WRITTEN REQUEST =
Read the listing below and copy out every line that holds "故本选项不符合题意".

DATA EXCERPTS =
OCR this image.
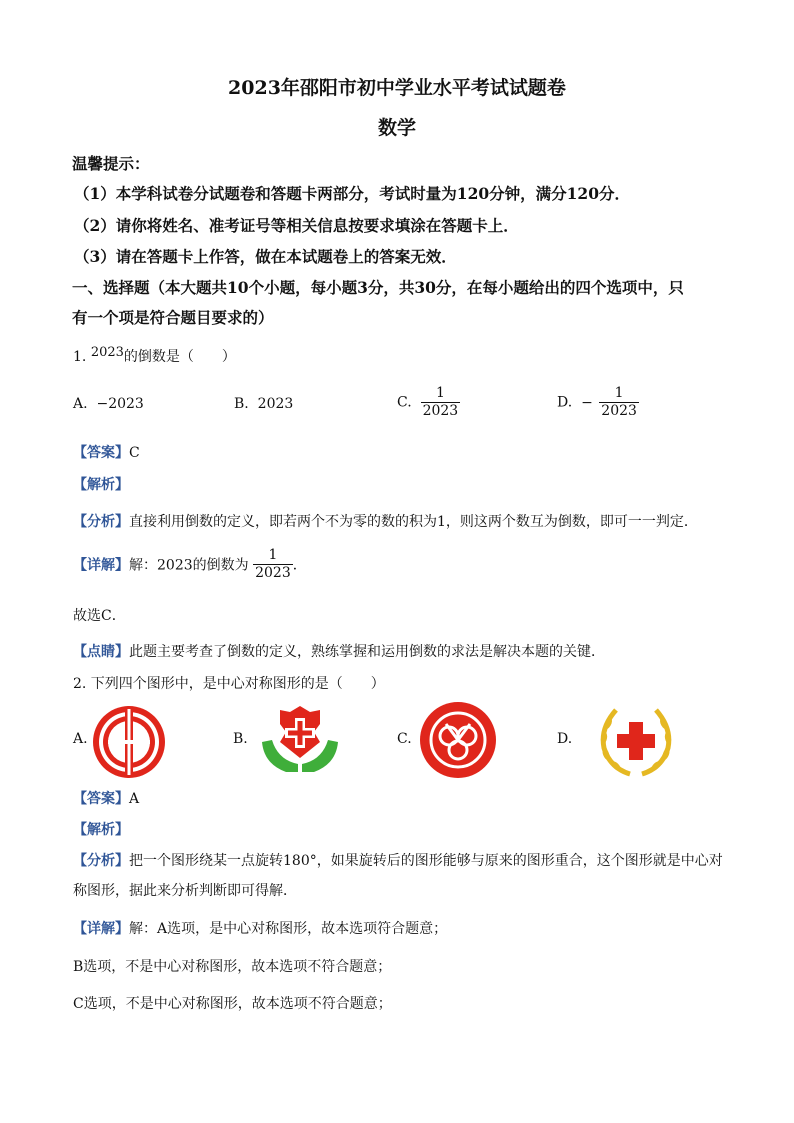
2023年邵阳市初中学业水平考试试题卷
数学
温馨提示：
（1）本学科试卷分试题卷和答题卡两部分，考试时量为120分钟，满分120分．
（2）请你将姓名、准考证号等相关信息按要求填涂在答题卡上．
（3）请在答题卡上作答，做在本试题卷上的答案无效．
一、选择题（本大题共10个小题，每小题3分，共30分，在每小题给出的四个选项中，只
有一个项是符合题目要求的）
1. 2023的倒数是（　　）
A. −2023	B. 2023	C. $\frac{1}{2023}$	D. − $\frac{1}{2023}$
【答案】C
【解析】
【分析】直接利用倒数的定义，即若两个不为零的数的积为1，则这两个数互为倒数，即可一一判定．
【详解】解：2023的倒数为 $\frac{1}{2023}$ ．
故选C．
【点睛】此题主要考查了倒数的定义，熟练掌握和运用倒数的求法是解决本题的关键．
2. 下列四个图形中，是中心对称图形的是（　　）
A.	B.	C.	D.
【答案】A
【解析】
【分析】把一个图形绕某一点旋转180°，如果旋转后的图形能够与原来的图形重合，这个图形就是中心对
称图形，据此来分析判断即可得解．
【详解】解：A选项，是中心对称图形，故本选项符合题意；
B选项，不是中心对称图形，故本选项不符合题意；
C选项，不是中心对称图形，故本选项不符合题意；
==
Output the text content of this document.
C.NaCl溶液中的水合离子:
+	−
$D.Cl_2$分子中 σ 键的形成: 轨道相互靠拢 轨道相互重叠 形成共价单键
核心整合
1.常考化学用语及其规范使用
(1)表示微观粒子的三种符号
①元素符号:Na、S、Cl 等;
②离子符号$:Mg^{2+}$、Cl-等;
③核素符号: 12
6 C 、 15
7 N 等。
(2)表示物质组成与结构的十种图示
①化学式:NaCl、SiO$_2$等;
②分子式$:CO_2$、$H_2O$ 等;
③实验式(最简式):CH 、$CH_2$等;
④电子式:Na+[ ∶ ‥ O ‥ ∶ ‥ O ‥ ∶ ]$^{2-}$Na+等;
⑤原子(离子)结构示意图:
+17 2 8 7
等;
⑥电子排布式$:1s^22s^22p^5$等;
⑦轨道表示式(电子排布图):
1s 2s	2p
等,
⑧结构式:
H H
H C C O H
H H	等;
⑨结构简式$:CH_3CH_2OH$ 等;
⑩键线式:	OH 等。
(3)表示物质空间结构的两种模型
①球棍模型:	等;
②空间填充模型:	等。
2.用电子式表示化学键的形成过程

ANSWER TO THIS TASK =
B选项，不是中心对称图形，故本选项不符合题意；
C选项，不是中心对称图形，故本选项不符合题意；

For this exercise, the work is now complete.